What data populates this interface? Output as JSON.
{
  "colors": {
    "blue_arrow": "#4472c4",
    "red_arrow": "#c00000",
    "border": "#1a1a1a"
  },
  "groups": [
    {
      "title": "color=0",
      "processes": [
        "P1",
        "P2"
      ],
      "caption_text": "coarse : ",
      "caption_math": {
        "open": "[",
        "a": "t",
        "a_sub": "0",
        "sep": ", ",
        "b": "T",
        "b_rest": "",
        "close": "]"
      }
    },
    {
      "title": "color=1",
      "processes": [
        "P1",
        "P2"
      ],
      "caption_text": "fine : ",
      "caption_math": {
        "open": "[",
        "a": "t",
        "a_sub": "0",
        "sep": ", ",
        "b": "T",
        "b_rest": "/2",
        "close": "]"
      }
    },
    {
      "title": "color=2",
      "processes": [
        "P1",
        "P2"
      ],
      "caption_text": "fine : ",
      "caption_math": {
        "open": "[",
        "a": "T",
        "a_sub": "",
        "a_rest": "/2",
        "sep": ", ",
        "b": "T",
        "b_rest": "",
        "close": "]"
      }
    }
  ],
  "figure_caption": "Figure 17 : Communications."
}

..............................

Do this »
Extract, word for word, each line of the listing above.

Exercise answer »
What data populates this interface? Output as JSON.
{
  "colors": {
    "blue_arrow": "#4472c4",
    "red_arrow": "#c00000",
    "border": "#1a1a1a"
  },
  "groups": [
    {
      "title": "color=0",
      "processes": [
        "P1",
        "P2"
      ],
      "caption_text": "coarse : ",
      "caption_math": {
        "open": "[",
        "a": "t",
        "a_sub": "0",
        "sep": ", ",
        "b": "T",
        "b_rest": "",
        "close": "]"
      }
    },
    {
      "title": "color=1",
      "processes": [
        "P1",
        "P2"
      ],
      "caption_text": "fine : ",
      "caption_math": {
        "open": "[",
        "a": "t",
        "a_sub": "0",
        "sep": ", ",
        "b": "T",
        "b_rest": "/2",
        "close": "]"
      }
    },
    {
      "title": "color=2",
      "processes": [
        "P1",
        "P2"
      ],
      "caption_text": "fine : ",
      "caption_math": {
        "open": "[",
        "a": "T",
        "a_sub": "",
        "a_rest": "/2",
        "sep": ", ",
        "b": "T",
        "b_rest": "",
        "close": "]"
      }
    }
  ],
  "figure_caption": "Figure 17 : Communications."
}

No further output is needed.